* Challenge
Only lines holding the word "avec" should be copied from the material.

* Information supplied
===

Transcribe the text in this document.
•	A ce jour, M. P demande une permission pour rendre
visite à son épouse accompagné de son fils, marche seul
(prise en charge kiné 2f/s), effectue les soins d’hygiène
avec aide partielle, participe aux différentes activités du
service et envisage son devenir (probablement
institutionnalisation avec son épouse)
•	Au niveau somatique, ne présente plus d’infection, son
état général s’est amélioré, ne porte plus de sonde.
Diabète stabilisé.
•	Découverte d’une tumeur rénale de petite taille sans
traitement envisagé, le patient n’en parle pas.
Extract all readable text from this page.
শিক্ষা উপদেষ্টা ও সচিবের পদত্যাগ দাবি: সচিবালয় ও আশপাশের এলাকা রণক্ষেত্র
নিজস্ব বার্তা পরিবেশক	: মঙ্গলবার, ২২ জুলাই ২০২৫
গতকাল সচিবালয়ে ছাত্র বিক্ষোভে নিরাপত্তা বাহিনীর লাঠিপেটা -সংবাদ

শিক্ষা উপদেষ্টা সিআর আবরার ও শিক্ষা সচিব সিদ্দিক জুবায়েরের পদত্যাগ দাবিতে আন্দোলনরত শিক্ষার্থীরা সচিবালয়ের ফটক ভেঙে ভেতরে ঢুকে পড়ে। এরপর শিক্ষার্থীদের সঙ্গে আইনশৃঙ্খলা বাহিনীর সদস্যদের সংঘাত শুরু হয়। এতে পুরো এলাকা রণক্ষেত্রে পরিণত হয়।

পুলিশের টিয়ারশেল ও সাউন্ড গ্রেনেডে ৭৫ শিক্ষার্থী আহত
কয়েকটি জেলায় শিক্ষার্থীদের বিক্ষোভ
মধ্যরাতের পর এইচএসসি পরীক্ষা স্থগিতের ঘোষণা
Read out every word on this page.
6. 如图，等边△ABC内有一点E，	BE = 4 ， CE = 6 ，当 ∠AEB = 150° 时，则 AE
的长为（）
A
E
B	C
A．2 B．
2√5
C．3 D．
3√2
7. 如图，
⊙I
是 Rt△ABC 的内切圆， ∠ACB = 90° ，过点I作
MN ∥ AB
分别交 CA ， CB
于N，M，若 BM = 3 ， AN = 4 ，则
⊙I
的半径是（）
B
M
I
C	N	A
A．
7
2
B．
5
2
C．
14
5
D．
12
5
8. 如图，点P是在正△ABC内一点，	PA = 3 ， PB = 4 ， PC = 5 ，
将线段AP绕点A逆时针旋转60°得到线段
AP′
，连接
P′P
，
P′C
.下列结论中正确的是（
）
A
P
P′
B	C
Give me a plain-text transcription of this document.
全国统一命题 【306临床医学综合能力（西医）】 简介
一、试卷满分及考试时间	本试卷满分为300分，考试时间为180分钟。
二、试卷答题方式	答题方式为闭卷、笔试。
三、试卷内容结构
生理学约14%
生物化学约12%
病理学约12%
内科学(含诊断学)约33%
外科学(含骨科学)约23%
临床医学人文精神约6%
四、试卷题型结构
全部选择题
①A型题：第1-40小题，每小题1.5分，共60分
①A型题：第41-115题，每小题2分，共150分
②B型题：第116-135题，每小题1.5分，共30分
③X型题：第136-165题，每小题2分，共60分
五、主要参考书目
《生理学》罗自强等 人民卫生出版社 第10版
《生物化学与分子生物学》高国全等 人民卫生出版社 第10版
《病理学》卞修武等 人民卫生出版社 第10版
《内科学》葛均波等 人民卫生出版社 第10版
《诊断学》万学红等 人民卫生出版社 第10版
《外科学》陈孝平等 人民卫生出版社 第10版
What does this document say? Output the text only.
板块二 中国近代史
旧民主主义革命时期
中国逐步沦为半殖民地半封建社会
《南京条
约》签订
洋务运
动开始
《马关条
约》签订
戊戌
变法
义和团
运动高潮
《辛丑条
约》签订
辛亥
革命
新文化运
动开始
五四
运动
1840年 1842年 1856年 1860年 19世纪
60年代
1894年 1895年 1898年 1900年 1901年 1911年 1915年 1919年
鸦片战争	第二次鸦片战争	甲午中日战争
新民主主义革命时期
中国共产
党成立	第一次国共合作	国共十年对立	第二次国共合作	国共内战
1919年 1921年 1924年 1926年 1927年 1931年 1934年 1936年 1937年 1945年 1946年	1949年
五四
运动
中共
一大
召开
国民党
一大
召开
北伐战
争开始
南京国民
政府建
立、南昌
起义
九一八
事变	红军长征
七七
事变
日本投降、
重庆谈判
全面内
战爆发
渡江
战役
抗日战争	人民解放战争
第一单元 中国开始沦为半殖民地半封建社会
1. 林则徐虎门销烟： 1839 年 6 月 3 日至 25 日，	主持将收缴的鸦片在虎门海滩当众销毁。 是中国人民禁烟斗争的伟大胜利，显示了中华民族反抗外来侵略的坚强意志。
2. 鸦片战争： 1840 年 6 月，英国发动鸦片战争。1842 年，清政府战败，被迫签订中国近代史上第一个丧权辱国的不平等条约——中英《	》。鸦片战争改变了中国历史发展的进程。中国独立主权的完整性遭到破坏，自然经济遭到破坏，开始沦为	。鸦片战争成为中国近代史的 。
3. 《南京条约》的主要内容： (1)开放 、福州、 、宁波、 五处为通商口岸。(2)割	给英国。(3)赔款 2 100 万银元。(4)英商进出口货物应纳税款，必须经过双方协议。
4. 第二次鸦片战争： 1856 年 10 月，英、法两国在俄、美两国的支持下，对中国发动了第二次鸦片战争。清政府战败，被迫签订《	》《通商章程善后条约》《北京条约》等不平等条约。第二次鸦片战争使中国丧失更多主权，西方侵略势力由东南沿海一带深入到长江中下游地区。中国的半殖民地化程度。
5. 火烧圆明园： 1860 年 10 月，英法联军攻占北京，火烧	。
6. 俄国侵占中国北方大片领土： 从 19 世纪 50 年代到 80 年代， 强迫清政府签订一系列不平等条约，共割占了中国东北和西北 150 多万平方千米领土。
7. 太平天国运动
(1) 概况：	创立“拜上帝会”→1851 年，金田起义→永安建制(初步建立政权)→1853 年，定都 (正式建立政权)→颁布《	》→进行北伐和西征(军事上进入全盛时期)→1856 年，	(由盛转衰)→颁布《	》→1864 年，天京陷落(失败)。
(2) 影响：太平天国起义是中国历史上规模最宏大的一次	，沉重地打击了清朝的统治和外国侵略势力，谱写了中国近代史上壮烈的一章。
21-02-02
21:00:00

===

* Output for this exercise
avec aide partielle, participe aux différentes activités du
institutionnalisation avec son épouse)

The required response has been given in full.